> _Your objective_: Return each line of the listing that contains the string "marker".

> _Entries provided_:

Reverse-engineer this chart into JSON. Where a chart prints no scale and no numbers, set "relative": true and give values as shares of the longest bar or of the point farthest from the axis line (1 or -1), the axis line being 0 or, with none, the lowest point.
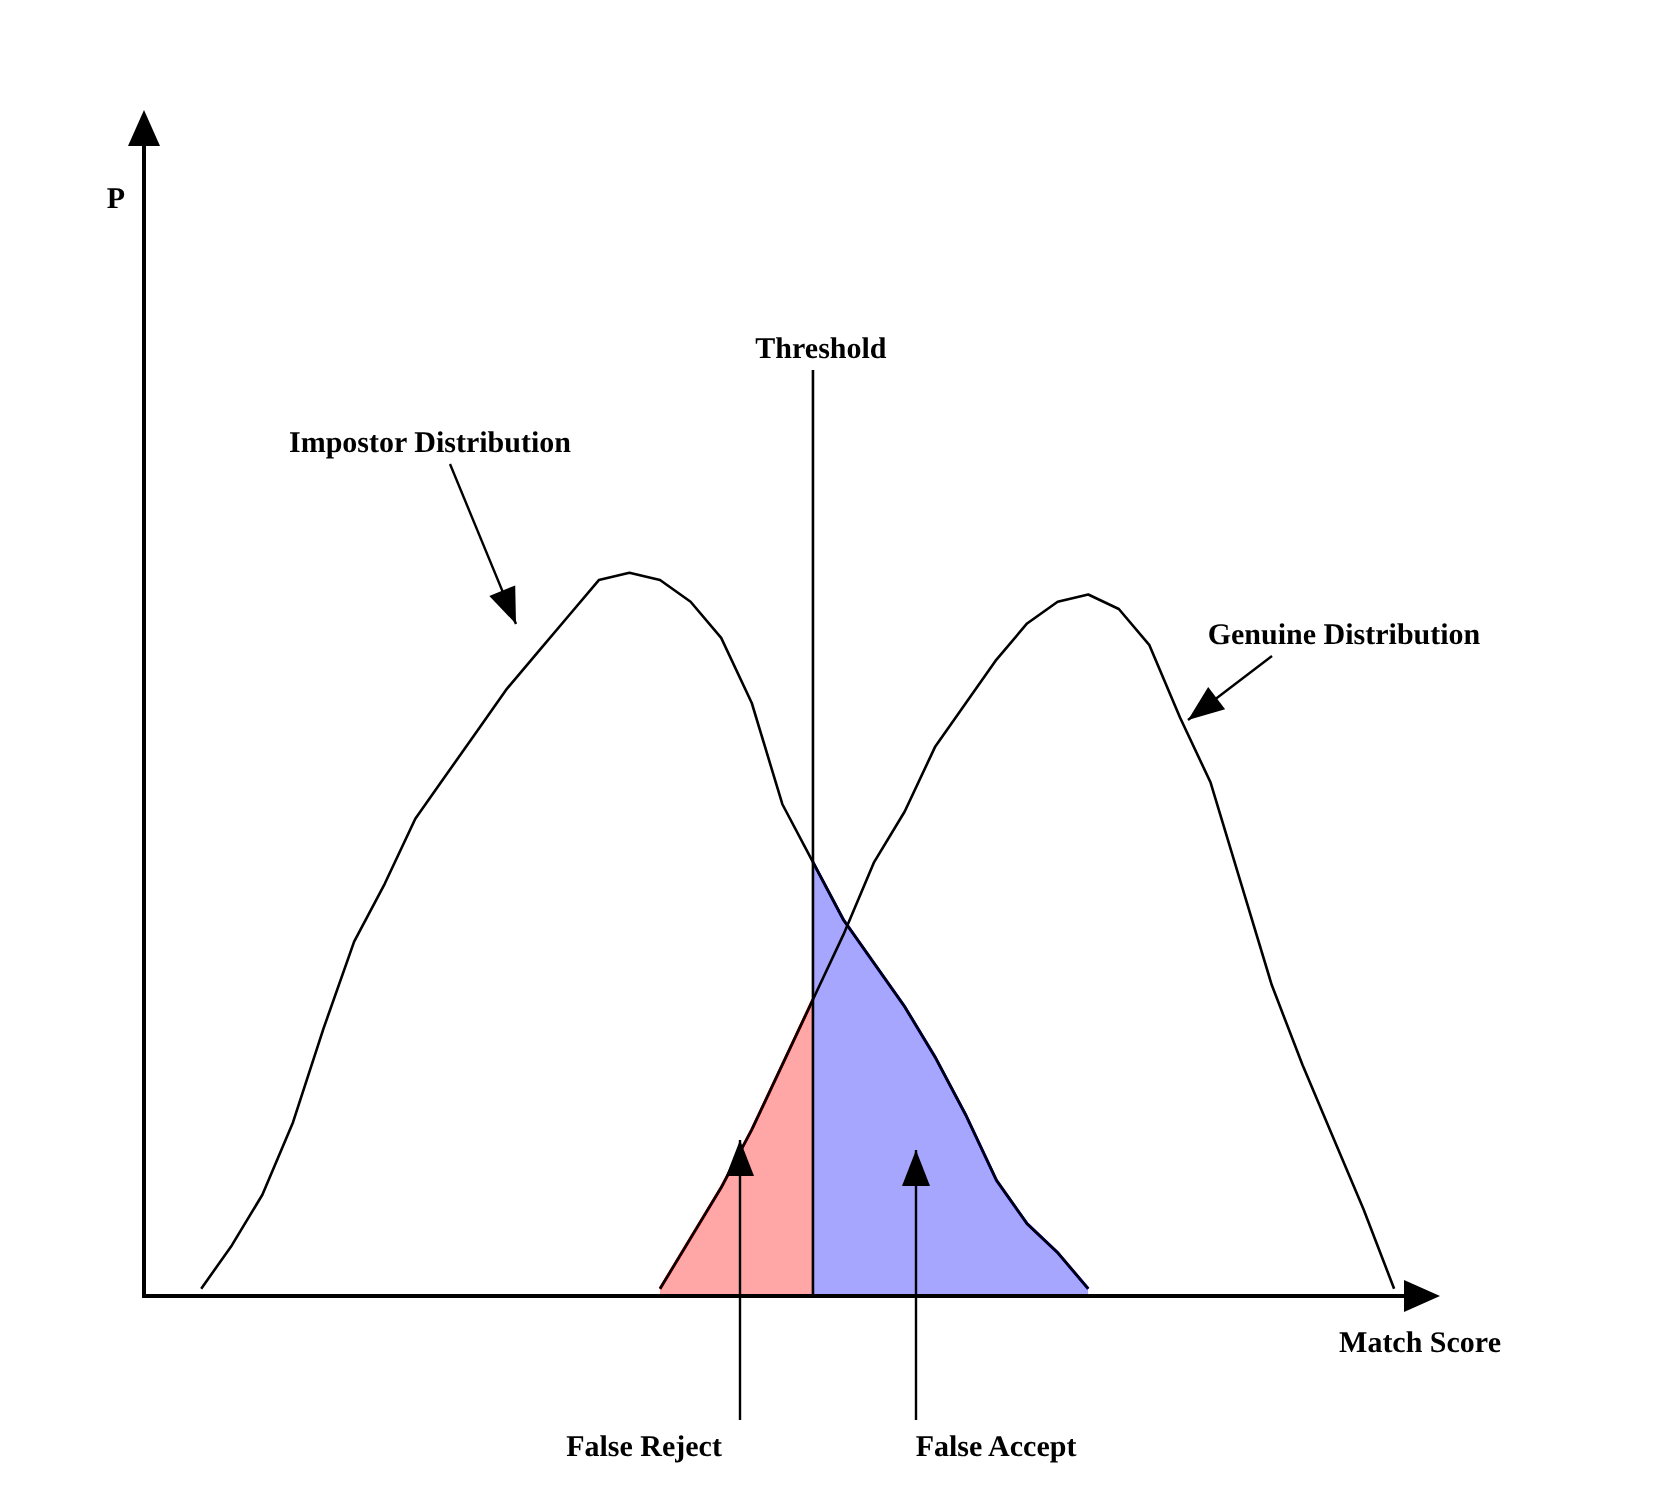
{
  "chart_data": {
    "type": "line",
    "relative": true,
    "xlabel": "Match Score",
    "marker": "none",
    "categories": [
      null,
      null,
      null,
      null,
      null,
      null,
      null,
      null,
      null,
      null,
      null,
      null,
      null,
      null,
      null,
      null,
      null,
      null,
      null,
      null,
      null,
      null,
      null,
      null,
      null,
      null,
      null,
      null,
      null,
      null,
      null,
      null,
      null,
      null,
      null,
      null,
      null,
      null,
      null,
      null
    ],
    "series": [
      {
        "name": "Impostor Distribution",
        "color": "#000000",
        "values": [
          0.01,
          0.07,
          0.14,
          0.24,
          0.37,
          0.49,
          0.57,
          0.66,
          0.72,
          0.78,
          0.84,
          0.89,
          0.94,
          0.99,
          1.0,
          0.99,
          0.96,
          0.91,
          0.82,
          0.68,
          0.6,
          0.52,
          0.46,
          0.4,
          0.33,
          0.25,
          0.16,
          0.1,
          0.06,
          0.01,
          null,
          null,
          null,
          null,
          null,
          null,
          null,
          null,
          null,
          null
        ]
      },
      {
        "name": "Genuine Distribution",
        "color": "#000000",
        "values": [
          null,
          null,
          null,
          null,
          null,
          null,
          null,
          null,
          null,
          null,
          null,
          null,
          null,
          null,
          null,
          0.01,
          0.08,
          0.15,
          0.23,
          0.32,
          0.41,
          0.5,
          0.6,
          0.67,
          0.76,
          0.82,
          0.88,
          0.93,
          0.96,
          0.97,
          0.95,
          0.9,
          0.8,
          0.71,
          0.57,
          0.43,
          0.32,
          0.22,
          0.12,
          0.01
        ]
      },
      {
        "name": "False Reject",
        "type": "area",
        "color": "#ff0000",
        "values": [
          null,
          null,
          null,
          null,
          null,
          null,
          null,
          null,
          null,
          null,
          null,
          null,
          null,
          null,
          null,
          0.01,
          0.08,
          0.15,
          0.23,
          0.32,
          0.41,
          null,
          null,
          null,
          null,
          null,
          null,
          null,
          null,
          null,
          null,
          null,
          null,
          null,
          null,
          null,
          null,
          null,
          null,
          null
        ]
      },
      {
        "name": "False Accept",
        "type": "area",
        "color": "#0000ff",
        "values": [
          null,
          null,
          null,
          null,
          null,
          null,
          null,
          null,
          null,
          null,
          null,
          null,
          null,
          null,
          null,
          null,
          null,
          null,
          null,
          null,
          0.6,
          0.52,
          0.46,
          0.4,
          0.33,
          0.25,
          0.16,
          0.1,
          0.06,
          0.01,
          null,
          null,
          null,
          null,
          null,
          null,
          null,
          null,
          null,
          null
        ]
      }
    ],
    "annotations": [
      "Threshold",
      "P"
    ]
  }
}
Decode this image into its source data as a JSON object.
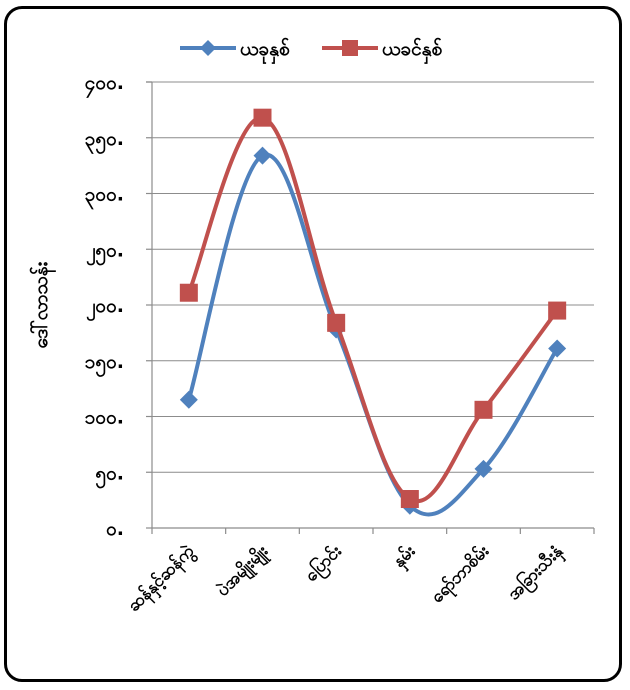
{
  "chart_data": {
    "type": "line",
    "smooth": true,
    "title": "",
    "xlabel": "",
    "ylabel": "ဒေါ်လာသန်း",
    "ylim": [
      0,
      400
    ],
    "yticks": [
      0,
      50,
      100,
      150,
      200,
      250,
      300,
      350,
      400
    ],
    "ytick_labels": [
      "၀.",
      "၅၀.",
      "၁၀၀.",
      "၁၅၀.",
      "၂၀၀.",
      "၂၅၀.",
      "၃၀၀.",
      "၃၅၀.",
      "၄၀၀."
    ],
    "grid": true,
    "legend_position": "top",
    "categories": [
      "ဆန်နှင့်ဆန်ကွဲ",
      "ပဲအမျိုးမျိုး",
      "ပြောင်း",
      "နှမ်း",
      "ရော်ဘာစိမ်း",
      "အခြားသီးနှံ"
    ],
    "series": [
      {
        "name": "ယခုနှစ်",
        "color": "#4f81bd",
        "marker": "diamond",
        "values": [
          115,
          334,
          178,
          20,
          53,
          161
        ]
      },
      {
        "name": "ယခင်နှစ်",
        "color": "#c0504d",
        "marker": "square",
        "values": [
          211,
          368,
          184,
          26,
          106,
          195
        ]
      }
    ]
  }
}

> _Written solution_:
    "marker": "none",
        "marker": "diamond",
        "marker": "square",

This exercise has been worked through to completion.